* _The problem_: Provide the count of lines below where "https" occurs, with no other output.

Figure record listings:
|---|

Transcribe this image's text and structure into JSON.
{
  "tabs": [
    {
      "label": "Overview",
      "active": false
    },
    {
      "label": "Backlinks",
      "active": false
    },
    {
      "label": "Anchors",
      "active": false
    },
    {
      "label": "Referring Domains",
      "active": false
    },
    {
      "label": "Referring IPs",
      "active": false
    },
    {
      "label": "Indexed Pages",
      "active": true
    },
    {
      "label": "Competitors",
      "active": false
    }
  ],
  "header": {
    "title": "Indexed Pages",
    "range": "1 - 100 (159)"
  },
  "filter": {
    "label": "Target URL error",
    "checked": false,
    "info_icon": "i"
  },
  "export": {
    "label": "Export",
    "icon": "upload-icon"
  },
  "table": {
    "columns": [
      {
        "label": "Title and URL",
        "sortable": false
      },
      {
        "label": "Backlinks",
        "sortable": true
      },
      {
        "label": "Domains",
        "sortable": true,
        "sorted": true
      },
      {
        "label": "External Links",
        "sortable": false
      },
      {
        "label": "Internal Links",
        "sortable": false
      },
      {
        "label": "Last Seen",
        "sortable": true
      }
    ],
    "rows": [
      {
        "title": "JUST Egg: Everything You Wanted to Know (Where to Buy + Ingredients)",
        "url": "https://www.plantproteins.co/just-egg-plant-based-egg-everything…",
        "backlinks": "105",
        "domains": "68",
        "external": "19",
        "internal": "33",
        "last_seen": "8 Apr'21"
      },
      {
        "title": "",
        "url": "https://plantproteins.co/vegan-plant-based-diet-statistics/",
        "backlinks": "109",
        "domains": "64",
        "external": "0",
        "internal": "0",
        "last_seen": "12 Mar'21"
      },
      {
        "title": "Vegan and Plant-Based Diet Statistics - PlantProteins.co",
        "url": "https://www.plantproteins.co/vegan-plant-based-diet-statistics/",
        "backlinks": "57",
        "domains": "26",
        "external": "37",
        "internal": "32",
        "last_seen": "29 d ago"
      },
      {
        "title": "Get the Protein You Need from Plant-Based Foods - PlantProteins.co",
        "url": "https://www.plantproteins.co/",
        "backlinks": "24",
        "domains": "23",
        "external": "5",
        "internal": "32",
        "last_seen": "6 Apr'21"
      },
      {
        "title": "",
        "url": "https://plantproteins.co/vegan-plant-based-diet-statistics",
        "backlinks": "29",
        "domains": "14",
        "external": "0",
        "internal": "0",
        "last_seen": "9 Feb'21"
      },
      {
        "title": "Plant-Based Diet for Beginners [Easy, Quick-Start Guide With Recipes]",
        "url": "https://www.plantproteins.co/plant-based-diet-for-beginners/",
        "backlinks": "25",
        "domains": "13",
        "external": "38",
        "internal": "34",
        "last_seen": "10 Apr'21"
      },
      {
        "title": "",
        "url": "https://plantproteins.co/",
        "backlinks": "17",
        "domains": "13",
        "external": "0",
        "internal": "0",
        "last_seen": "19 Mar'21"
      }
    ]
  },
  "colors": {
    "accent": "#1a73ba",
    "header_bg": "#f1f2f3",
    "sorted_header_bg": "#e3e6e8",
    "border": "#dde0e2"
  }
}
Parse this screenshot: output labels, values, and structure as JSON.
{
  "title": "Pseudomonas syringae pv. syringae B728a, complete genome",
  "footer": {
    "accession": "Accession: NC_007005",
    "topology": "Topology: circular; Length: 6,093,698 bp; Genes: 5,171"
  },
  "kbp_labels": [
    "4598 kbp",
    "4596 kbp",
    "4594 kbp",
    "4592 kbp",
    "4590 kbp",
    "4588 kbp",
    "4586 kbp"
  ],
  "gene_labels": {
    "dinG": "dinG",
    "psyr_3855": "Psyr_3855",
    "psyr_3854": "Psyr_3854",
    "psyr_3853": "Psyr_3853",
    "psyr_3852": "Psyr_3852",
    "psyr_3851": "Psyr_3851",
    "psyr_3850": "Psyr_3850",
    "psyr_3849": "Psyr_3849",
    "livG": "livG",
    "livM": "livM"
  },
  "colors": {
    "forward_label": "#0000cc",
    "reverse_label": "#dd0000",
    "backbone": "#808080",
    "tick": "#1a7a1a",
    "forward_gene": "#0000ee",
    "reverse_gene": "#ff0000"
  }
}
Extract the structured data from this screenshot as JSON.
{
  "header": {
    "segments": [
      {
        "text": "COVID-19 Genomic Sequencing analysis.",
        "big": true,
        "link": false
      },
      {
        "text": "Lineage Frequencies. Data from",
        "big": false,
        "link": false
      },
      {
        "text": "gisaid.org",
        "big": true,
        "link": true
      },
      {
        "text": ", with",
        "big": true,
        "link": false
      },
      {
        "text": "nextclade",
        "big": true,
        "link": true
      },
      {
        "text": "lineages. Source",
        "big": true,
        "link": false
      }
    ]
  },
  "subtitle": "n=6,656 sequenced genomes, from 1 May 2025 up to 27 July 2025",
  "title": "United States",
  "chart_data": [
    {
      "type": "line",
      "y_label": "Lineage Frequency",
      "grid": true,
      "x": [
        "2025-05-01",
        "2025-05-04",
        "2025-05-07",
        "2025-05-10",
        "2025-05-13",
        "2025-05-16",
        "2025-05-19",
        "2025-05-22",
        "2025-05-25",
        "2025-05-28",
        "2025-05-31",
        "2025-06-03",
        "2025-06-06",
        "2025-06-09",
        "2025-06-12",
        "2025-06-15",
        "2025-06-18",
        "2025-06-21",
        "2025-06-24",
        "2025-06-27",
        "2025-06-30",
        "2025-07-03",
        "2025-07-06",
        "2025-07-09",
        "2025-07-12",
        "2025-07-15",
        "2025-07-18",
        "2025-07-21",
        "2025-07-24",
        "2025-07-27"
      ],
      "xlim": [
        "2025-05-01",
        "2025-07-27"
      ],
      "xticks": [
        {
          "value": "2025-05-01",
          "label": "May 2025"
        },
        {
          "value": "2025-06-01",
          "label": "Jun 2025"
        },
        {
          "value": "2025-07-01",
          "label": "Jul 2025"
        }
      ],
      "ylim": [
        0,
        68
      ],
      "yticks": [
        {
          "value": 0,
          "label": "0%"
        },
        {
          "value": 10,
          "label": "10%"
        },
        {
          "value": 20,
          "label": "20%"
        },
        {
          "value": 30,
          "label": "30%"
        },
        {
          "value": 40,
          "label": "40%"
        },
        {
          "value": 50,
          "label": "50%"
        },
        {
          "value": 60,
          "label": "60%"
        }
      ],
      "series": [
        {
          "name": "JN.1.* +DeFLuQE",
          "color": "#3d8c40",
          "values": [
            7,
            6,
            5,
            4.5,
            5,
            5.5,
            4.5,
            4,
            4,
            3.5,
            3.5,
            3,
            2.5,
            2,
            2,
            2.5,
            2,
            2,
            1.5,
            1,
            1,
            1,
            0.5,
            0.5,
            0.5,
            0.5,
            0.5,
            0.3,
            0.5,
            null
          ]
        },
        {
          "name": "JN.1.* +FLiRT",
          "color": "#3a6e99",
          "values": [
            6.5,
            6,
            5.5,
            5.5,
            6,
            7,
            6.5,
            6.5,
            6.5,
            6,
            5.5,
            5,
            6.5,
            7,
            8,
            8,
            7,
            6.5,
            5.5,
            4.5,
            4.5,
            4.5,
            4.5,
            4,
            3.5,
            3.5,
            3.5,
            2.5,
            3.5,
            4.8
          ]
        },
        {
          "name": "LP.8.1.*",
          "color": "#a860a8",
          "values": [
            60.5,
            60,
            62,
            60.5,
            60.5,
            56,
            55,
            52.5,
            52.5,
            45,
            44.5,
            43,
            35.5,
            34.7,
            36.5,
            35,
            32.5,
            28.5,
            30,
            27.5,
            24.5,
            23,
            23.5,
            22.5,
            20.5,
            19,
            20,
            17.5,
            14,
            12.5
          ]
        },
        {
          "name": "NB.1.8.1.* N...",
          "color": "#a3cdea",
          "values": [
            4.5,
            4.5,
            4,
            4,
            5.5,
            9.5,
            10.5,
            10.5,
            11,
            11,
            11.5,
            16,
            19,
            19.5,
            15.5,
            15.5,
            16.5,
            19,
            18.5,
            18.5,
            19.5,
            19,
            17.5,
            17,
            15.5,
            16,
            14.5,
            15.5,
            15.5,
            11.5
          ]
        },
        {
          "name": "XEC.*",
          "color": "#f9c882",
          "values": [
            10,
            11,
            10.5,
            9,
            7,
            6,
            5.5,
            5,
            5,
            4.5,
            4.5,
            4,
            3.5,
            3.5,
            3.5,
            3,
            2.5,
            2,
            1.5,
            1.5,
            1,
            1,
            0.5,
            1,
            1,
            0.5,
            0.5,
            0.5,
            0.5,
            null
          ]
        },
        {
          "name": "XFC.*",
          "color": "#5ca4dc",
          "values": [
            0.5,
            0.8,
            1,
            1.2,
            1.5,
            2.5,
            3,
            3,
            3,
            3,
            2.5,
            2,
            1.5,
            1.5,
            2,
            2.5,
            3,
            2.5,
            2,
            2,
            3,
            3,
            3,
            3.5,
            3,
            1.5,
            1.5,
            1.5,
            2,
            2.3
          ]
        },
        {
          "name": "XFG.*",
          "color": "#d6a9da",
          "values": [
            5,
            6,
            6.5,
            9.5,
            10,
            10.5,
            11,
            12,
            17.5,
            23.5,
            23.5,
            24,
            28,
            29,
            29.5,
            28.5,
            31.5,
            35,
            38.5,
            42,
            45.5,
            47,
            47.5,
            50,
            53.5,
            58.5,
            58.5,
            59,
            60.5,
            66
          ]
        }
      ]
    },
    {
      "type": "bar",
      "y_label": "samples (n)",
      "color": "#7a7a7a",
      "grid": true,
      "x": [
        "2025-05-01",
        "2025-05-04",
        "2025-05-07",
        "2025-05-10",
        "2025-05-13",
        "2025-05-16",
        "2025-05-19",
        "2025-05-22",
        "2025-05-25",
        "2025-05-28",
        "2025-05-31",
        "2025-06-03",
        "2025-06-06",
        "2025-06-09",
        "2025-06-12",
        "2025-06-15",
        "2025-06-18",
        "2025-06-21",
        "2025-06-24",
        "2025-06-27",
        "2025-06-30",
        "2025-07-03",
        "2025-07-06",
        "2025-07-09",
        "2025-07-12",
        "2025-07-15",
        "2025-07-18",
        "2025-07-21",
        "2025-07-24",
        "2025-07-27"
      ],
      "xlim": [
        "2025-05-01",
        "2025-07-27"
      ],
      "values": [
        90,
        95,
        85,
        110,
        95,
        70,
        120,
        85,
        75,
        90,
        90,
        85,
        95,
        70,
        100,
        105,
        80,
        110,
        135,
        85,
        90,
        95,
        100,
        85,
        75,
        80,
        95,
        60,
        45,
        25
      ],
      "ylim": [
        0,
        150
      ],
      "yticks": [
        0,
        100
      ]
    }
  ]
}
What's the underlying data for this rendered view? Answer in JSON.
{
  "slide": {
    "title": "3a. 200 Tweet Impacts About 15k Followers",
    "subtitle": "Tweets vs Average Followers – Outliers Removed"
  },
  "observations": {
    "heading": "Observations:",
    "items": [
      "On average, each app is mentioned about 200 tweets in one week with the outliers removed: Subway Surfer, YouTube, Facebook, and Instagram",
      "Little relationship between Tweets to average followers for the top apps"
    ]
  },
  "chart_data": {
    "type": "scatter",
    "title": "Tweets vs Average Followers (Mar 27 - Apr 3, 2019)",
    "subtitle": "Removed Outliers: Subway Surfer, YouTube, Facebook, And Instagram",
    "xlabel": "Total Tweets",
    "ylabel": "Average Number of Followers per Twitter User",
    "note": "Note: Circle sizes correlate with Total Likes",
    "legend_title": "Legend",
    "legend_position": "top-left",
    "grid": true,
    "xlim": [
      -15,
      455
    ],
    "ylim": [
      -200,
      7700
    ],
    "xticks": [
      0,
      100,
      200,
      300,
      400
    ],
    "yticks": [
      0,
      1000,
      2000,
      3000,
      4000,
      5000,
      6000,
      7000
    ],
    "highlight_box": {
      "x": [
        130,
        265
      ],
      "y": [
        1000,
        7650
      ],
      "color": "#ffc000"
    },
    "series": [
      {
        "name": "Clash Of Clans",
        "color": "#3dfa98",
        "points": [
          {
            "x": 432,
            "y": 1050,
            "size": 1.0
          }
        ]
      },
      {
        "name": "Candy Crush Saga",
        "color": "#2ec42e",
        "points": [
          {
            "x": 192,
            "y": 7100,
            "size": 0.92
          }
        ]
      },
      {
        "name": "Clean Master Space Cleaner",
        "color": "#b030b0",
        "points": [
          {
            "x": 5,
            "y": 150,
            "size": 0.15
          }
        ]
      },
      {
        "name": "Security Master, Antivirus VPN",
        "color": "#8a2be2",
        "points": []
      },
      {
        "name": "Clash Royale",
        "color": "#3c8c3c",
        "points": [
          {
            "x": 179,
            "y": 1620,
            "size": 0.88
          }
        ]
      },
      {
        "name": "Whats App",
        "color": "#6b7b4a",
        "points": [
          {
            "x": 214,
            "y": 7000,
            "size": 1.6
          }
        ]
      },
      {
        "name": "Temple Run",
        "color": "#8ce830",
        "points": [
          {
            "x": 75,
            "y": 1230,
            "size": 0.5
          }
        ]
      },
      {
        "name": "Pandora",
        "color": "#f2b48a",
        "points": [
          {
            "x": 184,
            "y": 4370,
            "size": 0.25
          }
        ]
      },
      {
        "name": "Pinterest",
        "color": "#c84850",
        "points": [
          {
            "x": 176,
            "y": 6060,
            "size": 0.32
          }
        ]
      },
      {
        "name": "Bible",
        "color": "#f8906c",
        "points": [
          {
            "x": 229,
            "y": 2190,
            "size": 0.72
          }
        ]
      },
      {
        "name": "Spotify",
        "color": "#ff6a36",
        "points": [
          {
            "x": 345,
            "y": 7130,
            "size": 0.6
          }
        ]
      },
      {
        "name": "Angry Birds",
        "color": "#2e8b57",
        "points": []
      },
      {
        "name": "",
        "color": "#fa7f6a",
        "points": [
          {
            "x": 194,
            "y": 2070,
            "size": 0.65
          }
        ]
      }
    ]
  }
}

|---|

* _Solution for this task_: 7